--- BEGIN Data shown ---

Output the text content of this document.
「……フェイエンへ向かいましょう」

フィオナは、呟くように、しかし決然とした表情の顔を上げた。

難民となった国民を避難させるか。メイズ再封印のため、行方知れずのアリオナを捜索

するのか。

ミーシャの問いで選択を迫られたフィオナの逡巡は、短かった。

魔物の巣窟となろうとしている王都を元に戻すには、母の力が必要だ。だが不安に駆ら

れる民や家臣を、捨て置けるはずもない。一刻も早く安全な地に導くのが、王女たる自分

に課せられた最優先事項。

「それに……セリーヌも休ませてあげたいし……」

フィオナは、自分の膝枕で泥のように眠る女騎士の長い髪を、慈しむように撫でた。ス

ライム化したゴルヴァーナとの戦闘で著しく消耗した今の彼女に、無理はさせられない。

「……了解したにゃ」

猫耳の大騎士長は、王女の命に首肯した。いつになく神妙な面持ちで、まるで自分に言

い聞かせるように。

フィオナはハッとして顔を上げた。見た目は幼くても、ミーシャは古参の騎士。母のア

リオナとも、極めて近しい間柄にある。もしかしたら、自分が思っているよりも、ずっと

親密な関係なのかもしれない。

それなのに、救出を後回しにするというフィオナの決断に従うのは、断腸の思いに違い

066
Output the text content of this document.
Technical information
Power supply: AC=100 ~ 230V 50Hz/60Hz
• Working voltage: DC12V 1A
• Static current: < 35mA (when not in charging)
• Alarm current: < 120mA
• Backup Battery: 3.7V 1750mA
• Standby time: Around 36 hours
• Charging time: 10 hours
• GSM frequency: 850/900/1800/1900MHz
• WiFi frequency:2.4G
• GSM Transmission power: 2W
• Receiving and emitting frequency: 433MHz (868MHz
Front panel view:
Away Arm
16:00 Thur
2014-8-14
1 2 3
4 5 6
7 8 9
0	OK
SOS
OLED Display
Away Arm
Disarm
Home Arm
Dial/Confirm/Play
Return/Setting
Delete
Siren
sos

--- END Data shown ---

**Given problem**
Repeat the records above exactly, leaving none out.

**Full output**
Output the text content of this document.
「……フェイエンへ向かいましょう」

フィオナは、呟くように、しかし決然とした表情の顔を上げた。

難民となった国民を避難させるか。メイズ再封印のため、行方知れずのアリオナを捜索

するのか。

ミーシャの問いで選択を迫られたフィオナの逡巡は、短かった。

魔物の巣窟となろうとしている王都を元に戻すには、母の力が必要だ。だが不安に駆ら

れる民や家臣を、捨て置けるはずもない。一刻も早く安全な地に導くのが、王女たる自分

に課せられた最優先事項。

「それに……セリーヌも休ませてあげたいし……」

フィオナは、自分の膝枕で泥のように眠る女騎士の長い髪を、慈しむように撫でた。ス

ライム化したゴルヴァーナとの戦闘で著しく消耗した今の彼女に、無理はさせられない。

「……了解したにゃ」

猫耳の大騎士長は、王女の命に首肯した。いつになく神妙な面持ちで、まるで自分に言

い聞かせるように。

フィオナはハッとして顔を上げた。見た目は幼くても、ミーシャは古参の騎士。母のア

リオナとも、極めて近しい間柄にある。もしかしたら、自分が思っているよりも、ずっと

親密な関係なのかもしれない。

それなのに、救出を後回しにするというフィオナの決断に従うのは、断腸の思いに違い

066
Output the text content of this document.
Technical information
Power supply: AC=100 ~ 230V 50Hz/60Hz
• Working voltage: DC12V 1A
• Static current: < 35mA (when not in charging)
• Alarm current: < 120mA
• Backup Battery: 3.7V 1750mA
• Standby time: Around 36 hours
• Charging time: 10 hours
• GSM frequency: 850/900/1800/1900MHz
• WiFi frequency:2.4G
• GSM Transmission power: 2W
• Receiving and emitting frequency: 433MHz (868MHz
Front panel view:
Away Arm
16:00 Thur
2014-8-14
1 2 3
4 5 6
7 8 9
0	OK
SOS
OLED Display
Away Arm
Disarm
Home Arm
Dial/Confirm/Play
Return/Setting
Delete
Siren
sos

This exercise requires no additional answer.